─── Data ───

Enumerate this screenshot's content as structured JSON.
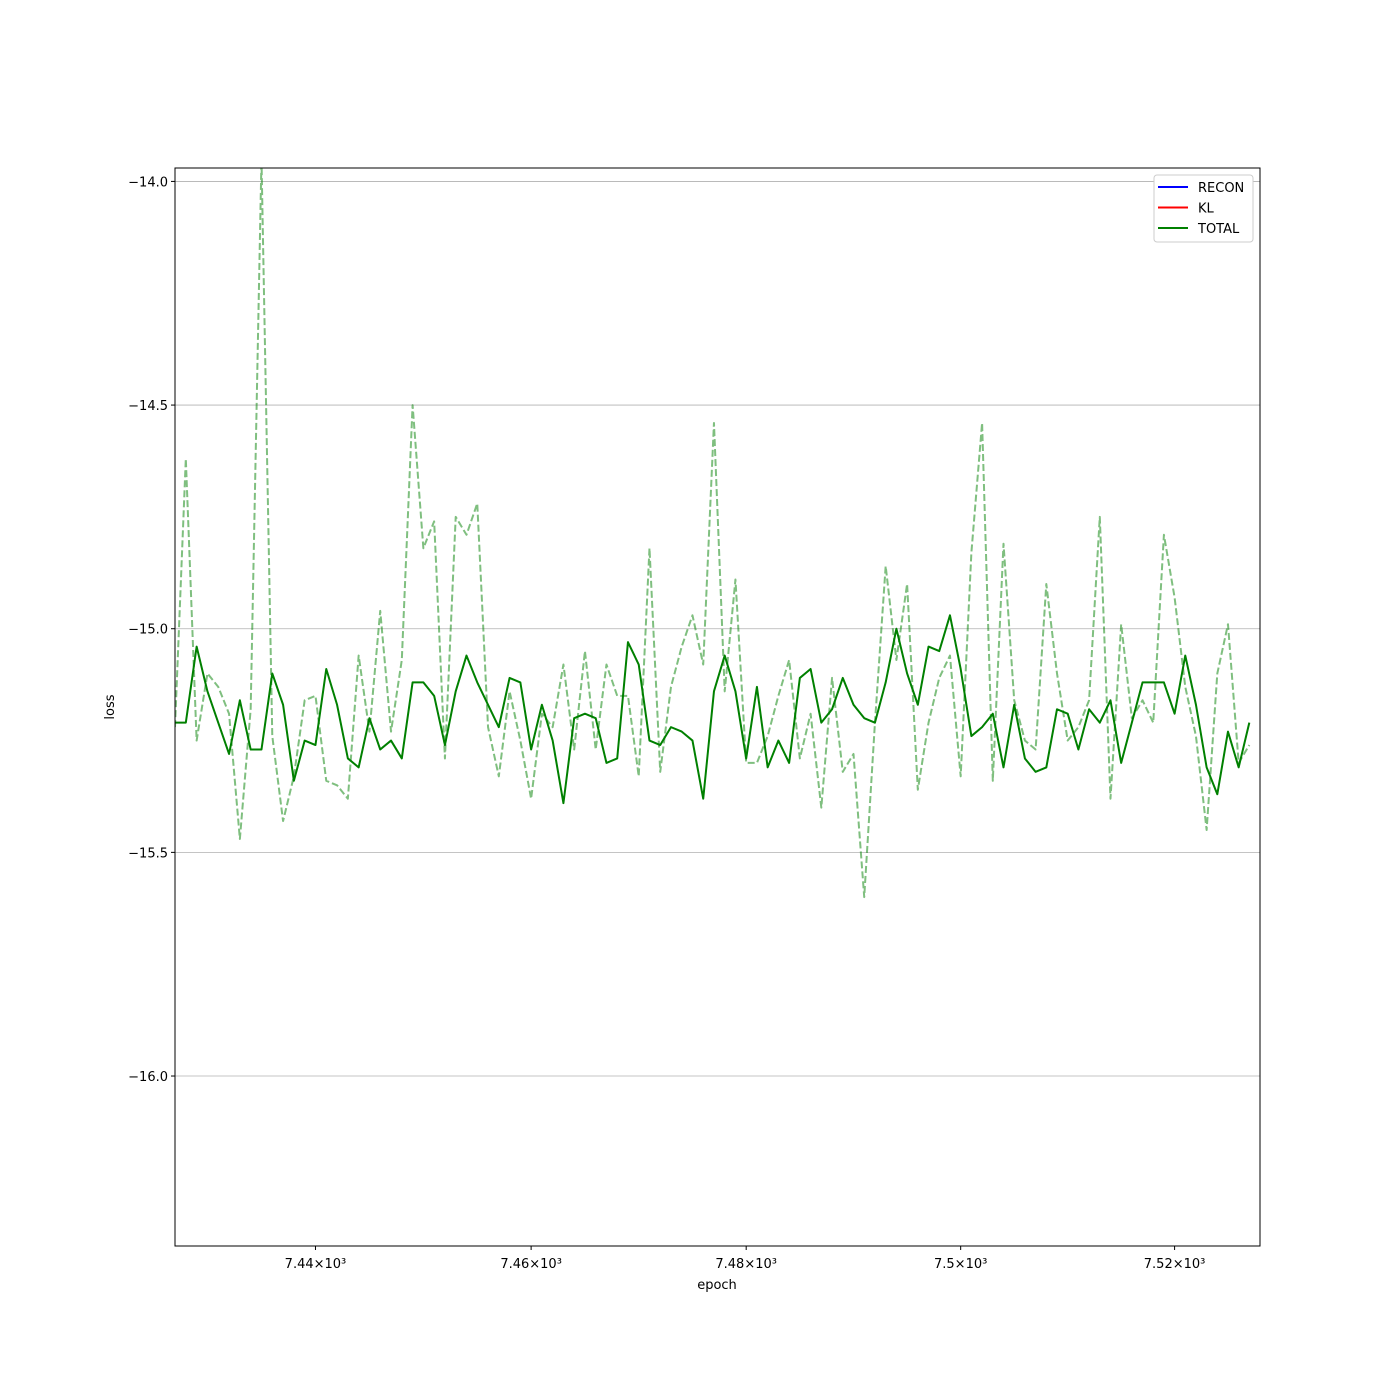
{
  "chart_data": {
    "type": "line",
    "title": "",
    "xlabel": "epoch",
    "ylabel": "loss",
    "xscale": "log",
    "xlim": [
      7427,
      7528
    ],
    "ylim": [
      -16.38,
      -13.97
    ],
    "grid": "horizontal",
    "legend_position": "top-right",
    "x_ticks": [
      {
        "value": 7440,
        "label": "7.44×10³"
      },
      {
        "value": 7460,
        "label": "7.46×10³"
      },
      {
        "value": 7480,
        "label": "7.48×10³"
      },
      {
        "value": 7500,
        "label": "7.5×10³"
      },
      {
        "value": 7520,
        "label": "7.52×10³"
      }
    ],
    "y_ticks": [
      {
        "value": -14.0,
        "label": "−14.0"
      },
      {
        "value": -14.5,
        "label": "−14.5"
      },
      {
        "value": -15.0,
        "label": "−15.0"
      },
      {
        "value": -15.5,
        "label": "−15.5"
      },
      {
        "value": -16.0,
        "label": "−16.0"
      }
    ],
    "x": [
      7427,
      7428,
      7429,
      7430,
      7431,
      7432,
      7433,
      7434,
      7435,
      7436,
      7437,
      7438,
      7439,
      7440,
      7441,
      7442,
      7443,
      7444,
      7445,
      7446,
      7447,
      7448,
      7449,
      7450,
      7451,
      7452,
      7453,
      7454,
      7455,
      7456,
      7457,
      7458,
      7459,
      7460,
      7461,
      7462,
      7463,
      7464,
      7465,
      7466,
      7467,
      7468,
      7469,
      7470,
      7471,
      7472,
      7473,
      7474,
      7475,
      7476,
      7477,
      7478,
      7479,
      7480,
      7481,
      7482,
      7483,
      7484,
      7485,
      7486,
      7487,
      7488,
      7489,
      7490,
      7491,
      7492,
      7493,
      7494,
      7495,
      7496,
      7497,
      7498,
      7499,
      7500,
      7501,
      7502,
      7503,
      7504,
      7505,
      7506,
      7507,
      7508,
      7509,
      7510,
      7511,
      7512,
      7513,
      7514,
      7515,
      7516,
      7517,
      7518,
      7519,
      7520,
      7521,
      7522,
      7523,
      7524,
      7525,
      7526,
      7527
    ],
    "legend": [
      {
        "name": "RECON",
        "color": "#0000ff"
      },
      {
        "name": "KL",
        "color": "#ff0000"
      },
      {
        "name": "TOTAL",
        "color": "#008000"
      }
    ],
    "series": [
      {
        "name": "TOTAL",
        "color": "#008000",
        "style": "solid",
        "values": [
          -15.21,
          -15.21,
          -15.04,
          -15.14,
          -15.21,
          -15.28,
          -15.16,
          -15.27,
          -15.27,
          -15.1,
          -15.17,
          -15.34,
          -15.25,
          -15.26,
          -15.09,
          -15.17,
          -15.29,
          -15.31,
          -15.2,
          -15.27,
          -15.25,
          -15.29,
          -15.12,
          -15.12,
          -15.15,
          -15.26,
          -15.14,
          -15.06,
          -15.12,
          -15.17,
          -15.22,
          -15.11,
          -15.12,
          -15.27,
          -15.17,
          -15.25,
          -15.39,
          -15.2,
          -15.19,
          -15.2,
          -15.3,
          -15.29,
          -15.03,
          -15.08,
          -15.25,
          -15.26,
          -15.22,
          -15.23,
          -15.25,
          -15.38,
          -15.14,
          -15.06,
          -15.14,
          -15.29,
          -15.13,
          -15.31,
          -15.25,
          -15.3,
          -15.11,
          -15.09,
          -15.21,
          -15.18,
          -15.11,
          -15.17,
          -15.2,
          -15.21,
          -15.12,
          -15.0,
          -15.1,
          -15.17,
          -15.04,
          -15.05,
          -14.97,
          -15.09,
          -15.24,
          -15.22,
          -15.19,
          -15.31,
          -15.17,
          -15.29,
          -15.32,
          -15.31,
          -15.18,
          -15.19,
          -15.27,
          -15.18,
          -15.21,
          -15.16,
          -15.3,
          -15.21,
          -15.12,
          -15.12,
          -15.12,
          -15.19,
          -15.06,
          -15.17,
          -15.31,
          -15.37,
          -15.23,
          -15.31,
          -15.21
        ]
      },
      {
        "name": "",
        "color": "#008000",
        "style": "dashed",
        "values": [
          -15.22,
          -14.62,
          -15.25,
          -15.1,
          -15.13,
          -15.19,
          -15.47,
          -15.18,
          -13.95,
          -15.24,
          -15.43,
          -15.33,
          -15.16,
          -15.15,
          -15.34,
          -15.35,
          -15.38,
          -15.06,
          -15.23,
          -14.96,
          -15.23,
          -15.07,
          -14.5,
          -14.82,
          -14.76,
          -15.29,
          -14.75,
          -14.79,
          -14.72,
          -15.22,
          -15.33,
          -15.14,
          -15.25,
          -15.38,
          -15.19,
          -15.22,
          -15.08,
          -15.27,
          -15.05,
          -15.27,
          -15.08,
          -15.15,
          -15.15,
          -15.33,
          -14.82,
          -15.32,
          -15.13,
          -15.04,
          -14.97,
          -15.08,
          -14.54,
          -15.14,
          -14.89,
          -15.3,
          -15.3,
          -15.24,
          -15.15,
          -15.07,
          -15.29,
          -15.19,
          -15.4,
          -15.11,
          -15.32,
          -15.28,
          -15.6,
          -15.21,
          -14.86,
          -15.07,
          -14.9,
          -15.36,
          -15.21,
          -15.11,
          -15.06,
          -15.33,
          -14.83,
          -14.54,
          -15.34,
          -14.81,
          -15.16,
          -15.25,
          -15.27,
          -14.9,
          -15.1,
          -15.25,
          -15.22,
          -15.16,
          -14.75,
          -15.38,
          -14.99,
          -15.2,
          -15.16,
          -15.21,
          -14.79,
          -14.93,
          -15.13,
          -15.24,
          -15.45,
          -15.1,
          -14.99,
          -15.3,
          -15.26
        ]
      }
    ]
  }
}
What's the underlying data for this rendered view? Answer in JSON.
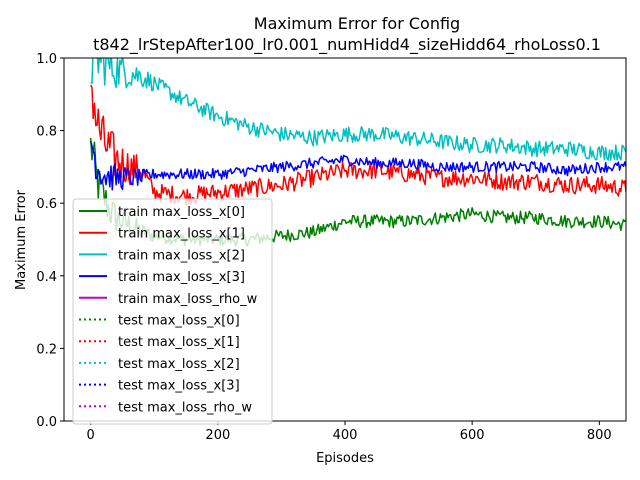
{
  "chart_data": {
    "type": "line",
    "title": "Maximum Error for Config",
    "subtitle": "t842_lrStepAfter100_lr0.001_numHidd4_sizeHidd64_rhoLoss0.1",
    "xlabel": "Episodes",
    "ylabel": "Maximum Error",
    "xlim": [
      -42,
      842
    ],
    "ylim": [
      0.0,
      1.0
    ],
    "x_ticks": [
      "0",
      "200",
      "400",
      "600",
      "800"
    ],
    "y_ticks": [
      "0.0",
      "0.2",
      "0.4",
      "0.6",
      "0.8",
      "1.0"
    ],
    "grid": false,
    "legend_position": "lower-left",
    "series": [
      {
        "name": "train max_loss_x[0]",
        "color": "#008000",
        "style": "solid",
        "x": [
          0,
          5,
          10,
          20,
          30,
          40,
          60,
          80,
          100,
          150,
          200,
          250,
          300,
          350,
          400,
          450,
          500,
          550,
          600,
          650,
          700,
          750,
          800,
          842
        ],
        "y": [
          0.76,
          0.72,
          0.66,
          0.62,
          0.58,
          0.56,
          0.54,
          0.52,
          0.51,
          0.5,
          0.5,
          0.5,
          0.51,
          0.52,
          0.55,
          0.55,
          0.55,
          0.56,
          0.57,
          0.56,
          0.56,
          0.55,
          0.55,
          0.54
        ]
      },
      {
        "name": "train max_loss_x[1]",
        "color": "#ff0000",
        "style": "solid",
        "x": [
          0,
          5,
          10,
          20,
          40,
          60,
          80,
          100,
          150,
          200,
          250,
          300,
          350,
          400,
          450,
          500,
          550,
          600,
          650,
          700,
          750,
          800,
          842
        ],
        "y": [
          0.95,
          0.88,
          0.82,
          0.77,
          0.72,
          0.7,
          0.69,
          0.63,
          0.62,
          0.63,
          0.64,
          0.65,
          0.67,
          0.69,
          0.69,
          0.68,
          0.67,
          0.67,
          0.66,
          0.66,
          0.65,
          0.65,
          0.64
        ]
      },
      {
        "name": "train max_loss_x[2]",
        "color": "#00bfbf",
        "style": "solid",
        "x": [
          0,
          10,
          20,
          40,
          60,
          80,
          100,
          150,
          200,
          250,
          300,
          350,
          400,
          450,
          500,
          550,
          600,
          650,
          700,
          750,
          800,
          842
        ],
        "y": [
          0.98,
          1.0,
          0.99,
          0.97,
          0.96,
          0.95,
          0.93,
          0.88,
          0.84,
          0.81,
          0.79,
          0.78,
          0.79,
          0.79,
          0.78,
          0.77,
          0.76,
          0.76,
          0.75,
          0.75,
          0.74,
          0.74
        ]
      },
      {
        "name": "train max_loss_x[3]",
        "color": "#0000ff",
        "style": "solid",
        "x": [
          0,
          5,
          10,
          20,
          40,
          60,
          80,
          100,
          150,
          200,
          250,
          300,
          350,
          400,
          450,
          500,
          550,
          600,
          650,
          700,
          750,
          800,
          842
        ],
        "y": [
          0.78,
          0.74,
          0.7,
          0.68,
          0.67,
          0.67,
          0.67,
          0.68,
          0.68,
          0.68,
          0.69,
          0.7,
          0.71,
          0.72,
          0.71,
          0.71,
          0.7,
          0.7,
          0.7,
          0.7,
          0.69,
          0.7,
          0.7
        ]
      },
      {
        "name": "train max_loss_rho_w",
        "color": "#bf00bf",
        "style": "solid",
        "x": [],
        "y": []
      },
      {
        "name": "test max_loss_x[0]",
        "color": "#008000",
        "style": "dotted",
        "x": [],
        "y": []
      },
      {
        "name": "test max_loss_x[1]",
        "color": "#ff0000",
        "style": "dotted",
        "x": [],
        "y": []
      },
      {
        "name": "test max_loss_x[2]",
        "color": "#00bfbf",
        "style": "dotted",
        "x": [],
        "y": []
      },
      {
        "name": "test max_loss_x[3]",
        "color": "#0000ff",
        "style": "dotted",
        "x": [],
        "y": []
      },
      {
        "name": "test max_loss_rho_w",
        "color": "#bf00bf",
        "style": "dotted",
        "x": [],
        "y": []
      }
    ]
  }
}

───

Short problem
What number of lines in the records contain the word "Maximum"? Answer with that number alone.

Correct output
2